Look through the lines below and state how many hold the word "name". Write only the number.
---
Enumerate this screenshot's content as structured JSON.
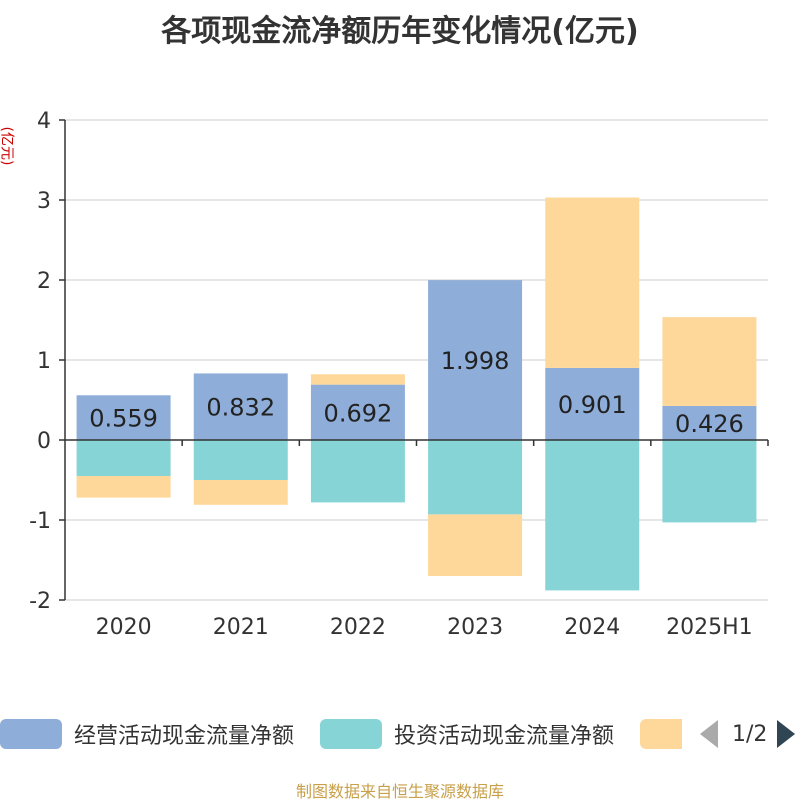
{
  "title": "各项现金流净额历年变化情况(亿元)",
  "unit_label": "(亿元)",
  "chart_data": {
    "type": "bar",
    "stacked": true,
    "categories": [
      "2020",
      "2021",
      "2022",
      "2023",
      "2024",
      "2025H1"
    ],
    "ylim": [
      -2,
      4
    ],
    "yticks": [
      -2,
      -1,
      0,
      1,
      2,
      3,
      4
    ],
    "grid": true,
    "legend_position": "bottom",
    "series": [
      {
        "name": "经营活动现金流量净额",
        "color": "#8eaed9",
        "values": [
          0.559,
          0.832,
          0.692,
          1.998,
          0.901,
          0.426
        ],
        "labels": [
          "0.559",
          "0.832",
          "0.692",
          "1.998",
          "0.901",
          "0.426"
        ]
      },
      {
        "name": "投资活动现金流量净额",
        "color": "#86d4d6",
        "values": [
          -0.45,
          -0.5,
          -0.78,
          -0.93,
          -1.88,
          -1.03
        ]
      },
      {
        "name": "",
        "color": "#fdd89a",
        "values": [
          -0.27,
          -0.31,
          0.13,
          -0.77,
          2.13,
          1.11
        ]
      }
    ]
  },
  "legend": {
    "items": [
      {
        "label": "经营活动现金流量净额",
        "color": "#8eaed9"
      },
      {
        "label": "投资活动现金流量净额",
        "color": "#86d4d6"
      },
      {
        "label": "",
        "color": "#fdd89a"
      }
    ],
    "pager": "1/2"
  },
  "source": "制图数据来自恒生聚源数据库"
}
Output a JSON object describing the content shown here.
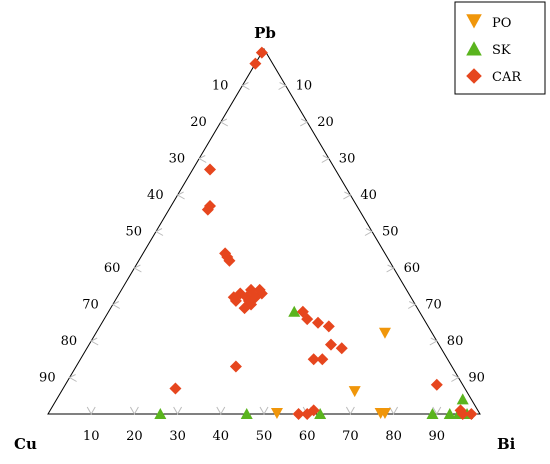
{
  "chart_data": {
    "type": "scatter",
    "subtype": "ternary",
    "vertices": {
      "top": "Pb",
      "left": "Cu",
      "right": "Bi"
    },
    "ticks": [
      10,
      20,
      30,
      40,
      50,
      60,
      70,
      80,
      90
    ],
    "legend": {
      "position": "top-right"
    },
    "series": [
      {
        "name": "PO",
        "marker": "triangle-down",
        "color": "#F0960A",
        "points": [
          {
            "Bi": 53,
            "Pb": 0
          },
          {
            "Bi": 77,
            "Pb": 0
          },
          {
            "Bi": 78,
            "Pb": 0
          },
          {
            "Bi": 68,
            "Pb": 6
          },
          {
            "Bi": 67,
            "Pb": 22
          }
        ]
      },
      {
        "name": "SK",
        "marker": "triangle-up",
        "color": "#5AB41E",
        "points": [
          {
            "Bi": 26,
            "Pb": 0
          },
          {
            "Bi": 46,
            "Pb": 0
          },
          {
            "Bi": 63,
            "Pb": 0
          },
          {
            "Bi": 89,
            "Pb": 0
          },
          {
            "Bi": 93,
            "Pb": 0
          },
          {
            "Bi": 95,
            "Pb": 0
          },
          {
            "Bi": 97,
            "Pb": 0
          },
          {
            "Bi": 94,
            "Pb": 4
          },
          {
            "Bi": 43,
            "Pb": 28
          }
        ]
      },
      {
        "name": "CAR",
        "marker": "diamond",
        "color": "#E6461E",
        "points": [
          {
            "Bi": 0,
            "Pb": 99
          },
          {
            "Bi": 0,
            "Pb": 96
          },
          {
            "Bi": 4,
            "Pb": 67
          },
          {
            "Bi": 9,
            "Pb": 56
          },
          {
            "Bi": 9,
            "Pb": 57
          },
          {
            "Bi": 19,
            "Pb": 44
          },
          {
            "Bi": 20,
            "Pb": 43
          },
          {
            "Bi": 21,
            "Pb": 42
          },
          {
            "Bi": 28,
            "Pb": 33
          },
          {
            "Bi": 30,
            "Pb": 34
          },
          {
            "Bi": 30,
            "Pb": 32
          },
          {
            "Bi": 31,
            "Pb": 31
          },
          {
            "Bi": 32,
            "Pb": 32
          },
          {
            "Bi": 32,
            "Pb": 30
          },
          {
            "Bi": 33,
            "Pb": 33
          },
          {
            "Bi": 32,
            "Pb": 34
          },
          {
            "Bi": 28,
            "Pb": 31
          },
          {
            "Bi": 27,
            "Pb": 32
          },
          {
            "Bi": 31,
            "Pb": 29
          },
          {
            "Bi": 45,
            "Pb": 28
          },
          {
            "Bi": 47,
            "Pb": 26
          },
          {
            "Bi": 50,
            "Pb": 25
          },
          {
            "Bi": 53,
            "Pb": 24
          },
          {
            "Bi": 56,
            "Pb": 19
          },
          {
            "Bi": 59,
            "Pb": 18
          },
          {
            "Bi": 54,
            "Pb": 15
          },
          {
            "Bi": 56,
            "Pb": 15
          },
          {
            "Bi": 37,
            "Pb": 13
          },
          {
            "Bi": 26,
            "Pb": 7
          },
          {
            "Bi": 58,
            "Pb": 0
          },
          {
            "Bi": 60,
            "Pb": 0
          },
          {
            "Bi": 61,
            "Pb": 1
          },
          {
            "Bi": 86,
            "Pb": 8
          },
          {
            "Bi": 95,
            "Pb": 1
          },
          {
            "Bi": 96,
            "Pb": 0
          },
          {
            "Bi": 98,
            "Pb": 0
          }
        ]
      }
    ]
  }
}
---
EXERCISE RESPONSE: 6